*What needs to be done*. Of the lines in the records that follow, how many include the word "diagonal"? Answer with a bare number.
** start Rows **
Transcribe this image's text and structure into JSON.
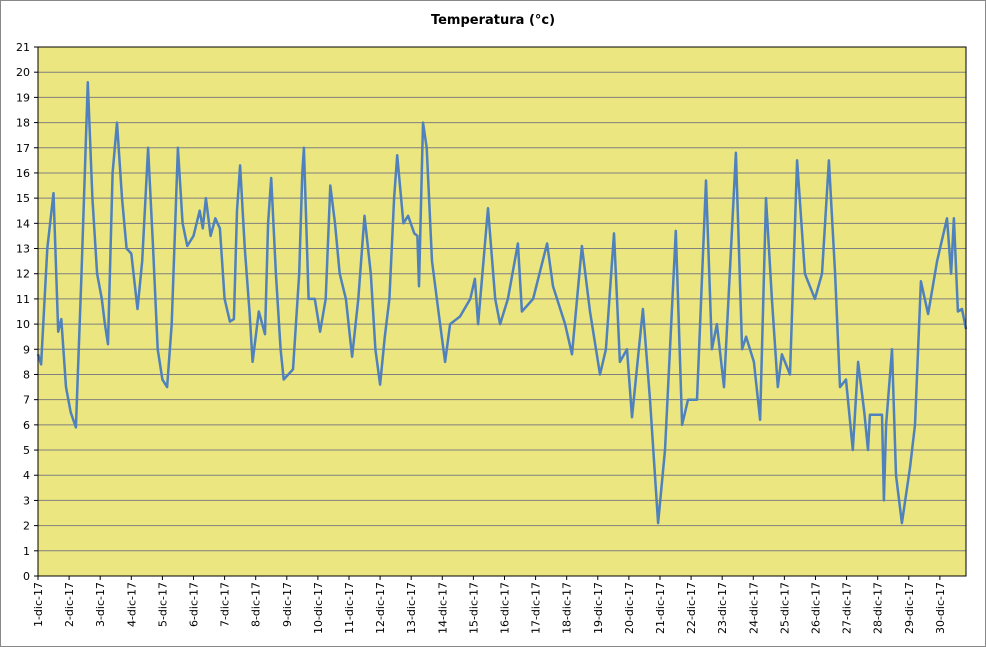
{
  "chart_data": {
    "type": "line",
    "title": "Temperatura (°c)",
    "x": [
      0,
      0.1,
      0.3,
      0.5,
      0.65,
      0.75,
      0.9,
      1.05,
      1.22,
      1.4,
      1.6,
      1.75,
      1.9,
      2.05,
      2.15,
      2.25,
      2.4,
      2.54,
      2.7,
      2.85,
      3.0,
      3.2,
      3.35,
      3.54,
      3.7,
      3.85,
      4.0,
      4.15,
      4.3,
      4.5,
      4.65,
      4.8,
      5.0,
      5.2,
      5.3,
      5.4,
      5.55,
      5.7,
      5.85,
      6.0,
      6.17,
      6.3,
      6.4,
      6.5,
      6.65,
      6.8,
      6.9,
      7.1,
      7.3,
      7.4,
      7.5,
      7.65,
      7.8,
      7.9,
      8.2,
      8.4,
      8.5,
      8.55,
      8.7,
      8.9,
      9.07,
      9.25,
      9.4,
      9.55,
      9.7,
      9.9,
      10.1,
      10.3,
      10.5,
      10.7,
      10.85,
      11.0,
      11.15,
      11.3,
      11.45,
      11.55,
      11.75,
      11.9,
      12.1,
      12.2,
      12.25,
      12.38,
      12.5,
      12.67,
      12.93,
      13.09,
      13.25,
      13.57,
      13.9,
      14.05,
      14.15,
      14.47,
      14.7,
      14.86,
      15.11,
      15.43,
      15.56,
      15.92,
      16.37,
      16.56,
      16.95,
      17.17,
      17.49,
      17.75,
      18.07,
      18.26,
      18.52,
      18.71,
      18.94,
      19.1,
      19.45,
      19.68,
      19.94,
      20.16,
      20.51,
      20.71,
      20.9,
      21.19,
      21.48,
      21.67,
      21.83,
      22.06,
      22.44,
      22.64,
      22.77,
      23.02,
      23.22,
      23.41,
      23.6,
      23.79,
      23.92,
      24.18,
      24.41,
      24.66,
      24.98,
      25.21,
      25.43,
      25.63,
      25.79,
      25.98,
      26.2,
      26.37,
      26.57,
      26.69,
      26.75,
      27.14,
      27.2,
      27.27,
      27.46,
      27.59,
      27.78,
      28.04,
      28.2,
      28.39,
      28.62,
      28.91,
      29.23,
      29.36,
      29.45,
      29.58,
      29.71,
      29.84
    ],
    "values": [
      8.8,
      8.4,
      13,
      15.2,
      9.7,
      10.2,
      7.5,
      6.5,
      5.9,
      12,
      19.6,
      15,
      12,
      11,
      10,
      9.2,
      16,
      18,
      15,
      13,
      12.8,
      10.6,
      12.5,
      17,
      13,
      9,
      7.8,
      7.5,
      10,
      17,
      14,
      13.1,
      13.5,
      14.5,
      13.8,
      15.0,
      13.5,
      14.2,
      13.8,
      11,
      10.1,
      10.2,
      14.5,
      16.3,
      13,
      10.5,
      8.5,
      10.5,
      9.6,
      14,
      15.8,
      12,
      9,
      7.8,
      8.2,
      12,
      16,
      17,
      11,
      11,
      9.7,
      11,
      15.5,
      14,
      12,
      11,
      8.7,
      11,
      14.3,
      12,
      9,
      7.6,
      9.5,
      11,
      15,
      16.7,
      14,
      14.3,
      13.6,
      13.5,
      11.5,
      18,
      17,
      12.5,
      10,
      8.5,
      10,
      10.3,
      11,
      11.8,
      10,
      14.6,
      11,
      10,
      11,
      13.2,
      10.5,
      11,
      13.2,
      11.5,
      10,
      8.8,
      13.1,
      10.5,
      8,
      9,
      13.6,
      8.5,
      9,
      6.3,
      10.6,
      7,
      2.1,
      5,
      13.7,
      6,
      7,
      7,
      15.7,
      9,
      10,
      7.5,
      16.8,
      9,
      9.5,
      8.5,
      6.2,
      15,
      11,
      7.5,
      8.8,
      8,
      16.5,
      12,
      11,
      12,
      16.5,
      12,
      7.5,
      7.8,
      5,
      8.5,
      6.5,
      5,
      6.4,
      6.4,
      3,
      6,
      9,
      4,
      2.1,
      4.3,
      6,
      11.7,
      10.4,
      12.5,
      14.2,
      12,
      14.2,
      10.5,
      10.6,
      9.8
    ],
    "color": "#4f81bd",
    "xlim": [
      0,
      29.84
    ],
    "xticks": [
      {
        "value": 0,
        "label": "1-dic-17"
      },
      {
        "value": 1,
        "label": "2-dic-17"
      },
      {
        "value": 2,
        "label": "3-dic-17"
      },
      {
        "value": 3,
        "label": "4-dic-17"
      },
      {
        "value": 4,
        "label": "5-dic-17"
      },
      {
        "value": 5,
        "label": "6-dic-17"
      },
      {
        "value": 6,
        "label": "7-dic-17"
      },
      {
        "value": 7,
        "label": "8-dic-17"
      },
      {
        "value": 8,
        "label": "9-dic-17"
      },
      {
        "value": 9,
        "label": "10-dic-17"
      },
      {
        "value": 10,
        "label": "11-dic-17"
      },
      {
        "value": 11,
        "label": "12-dic-17"
      },
      {
        "value": 12,
        "label": "13-dic-17"
      },
      {
        "value": 13,
        "label": "14-dic-17"
      },
      {
        "value": 14,
        "label": "15-dic-17"
      },
      {
        "value": 15,
        "label": "16-dic-17"
      },
      {
        "value": 16,
        "label": "17-dic-17"
      },
      {
        "value": 17,
        "label": "18-dic-17"
      },
      {
        "value": 18,
        "label": "19-dic-17"
      },
      {
        "value": 19,
        "label": "20-dic-17"
      },
      {
        "value": 20,
        "label": "21-dic-17"
      },
      {
        "value": 21,
        "label": "22-dic-17"
      },
      {
        "value": 22,
        "label": "23-dic-17"
      },
      {
        "value": 23,
        "label": "24-dic-17"
      },
      {
        "value": 24,
        "label": "25-dic-17"
      },
      {
        "value": 25,
        "label": "26-dic-17"
      },
      {
        "value": 26,
        "label": "27-dic-17"
      },
      {
        "value": 27,
        "label": "28-dic-17"
      },
      {
        "value": 28,
        "label": "29-dic-17"
      },
      {
        "value": 29,
        "label": "30-dic-17"
      }
    ],
    "ylim": [
      0,
      21
    ],
    "yticks": [
      0,
      1,
      2,
      3,
      4,
      5,
      6,
      7,
      8,
      9,
      10,
      11,
      12,
      13,
      14,
      15,
      16,
      17,
      18,
      19,
      20,
      21
    ],
    "grid": true,
    "background": "#ebe67f"
  }
}
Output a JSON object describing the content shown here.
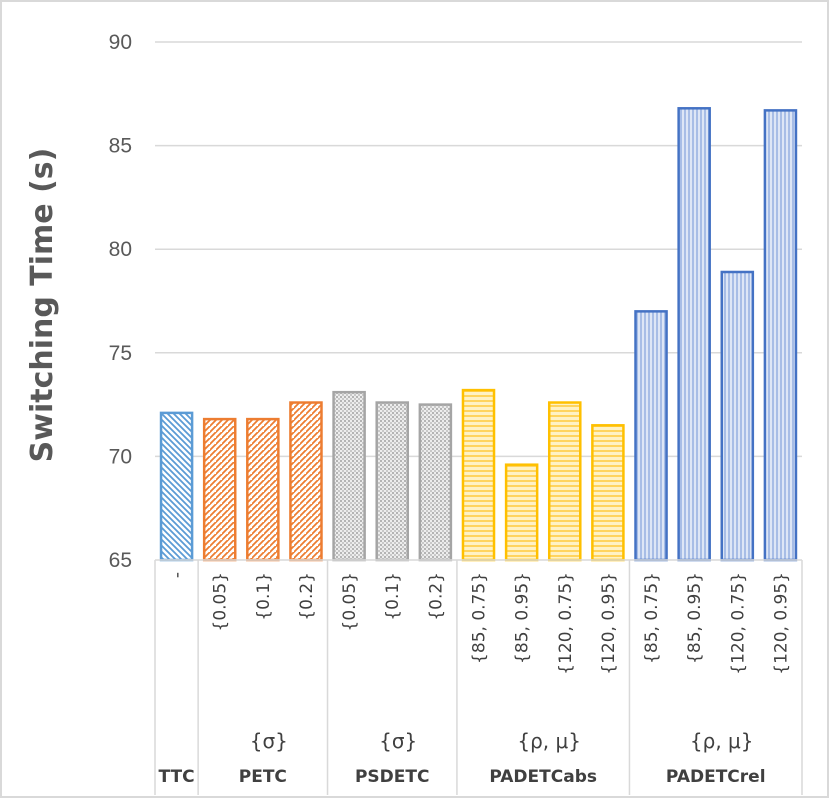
{
  "chart_data": {
    "type": "bar",
    "ylabel": "Switching Time (s)",
    "ylim": [
      65,
      90
    ],
    "yticks": [
      65,
      70,
      75,
      80,
      85,
      90
    ],
    "grid": true,
    "groups": [
      {
        "name": "TTC",
        "sublabel": "",
        "color": "#5b9bd5",
        "pattern": "diagonal-down",
        "categories": [
          "-"
        ],
        "values": [
          72.1
        ]
      },
      {
        "name": "PETC",
        "sublabel": "{σ}",
        "color": "#ed7d31",
        "pattern": "diagonal-up",
        "categories": [
          "{0.05}",
          "{0.1}",
          "{0.2}"
        ],
        "values": [
          71.8,
          71.8,
          72.6
        ]
      },
      {
        "name": "PSDETC",
        "sublabel": "{σ}",
        "color": "#a5a5a5",
        "pattern": "dots",
        "categories": [
          "{0.05}",
          "{0.1}",
          "{0.2}"
        ],
        "values": [
          73.1,
          72.6,
          72.5
        ]
      },
      {
        "name": "PADETCabs",
        "sublabel": "{ρ, μ}",
        "color": "#ffc000",
        "pattern": "horizontal",
        "categories": [
          "{85, 0.75}",
          "{85, 0.95}",
          "{120, 0.75}",
          "{120, 0.95}"
        ],
        "values": [
          73.2,
          69.6,
          72.6,
          71.5
        ]
      },
      {
        "name": "PADETCrel",
        "sublabel": "{ρ, μ}",
        "color": "#4472c4",
        "pattern": "vertical",
        "categories": [
          "{85, 0.75}",
          "{85, 0.95}",
          "{120, 0.75}",
          "{120, 0.95}"
        ],
        "values": [
          77.0,
          86.8,
          78.9,
          86.7
        ]
      }
    ]
  }
}
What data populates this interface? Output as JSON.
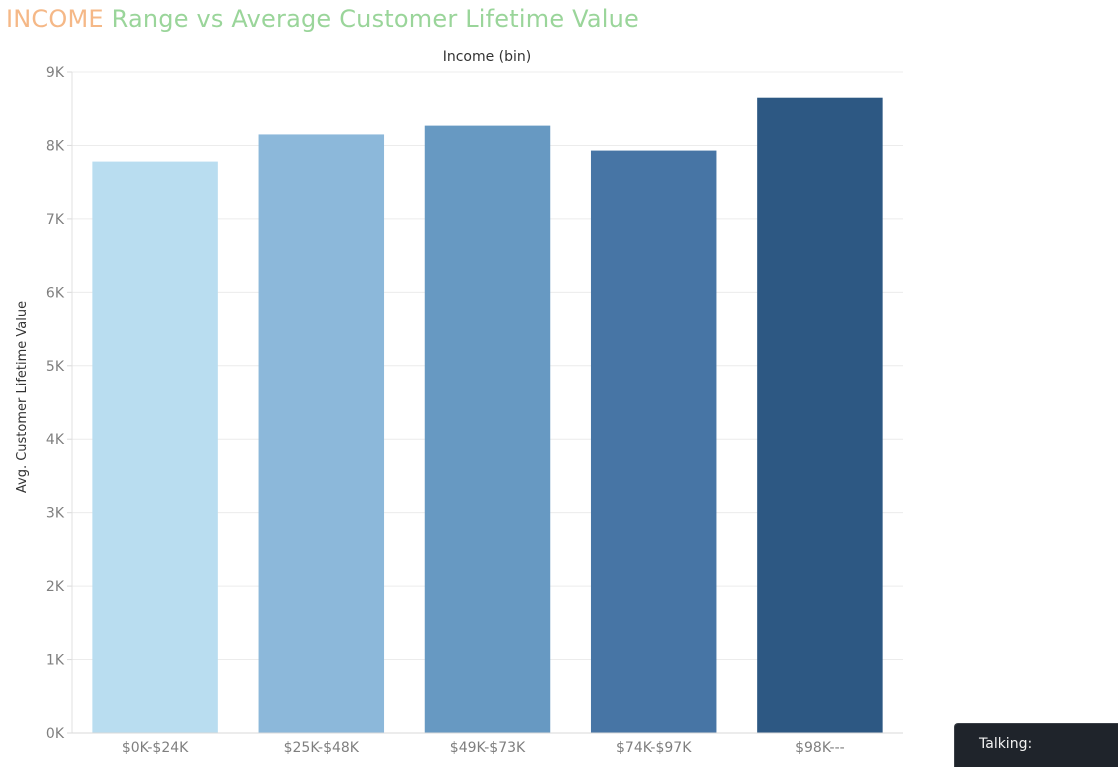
** end Rows **
*Result for this task*. 2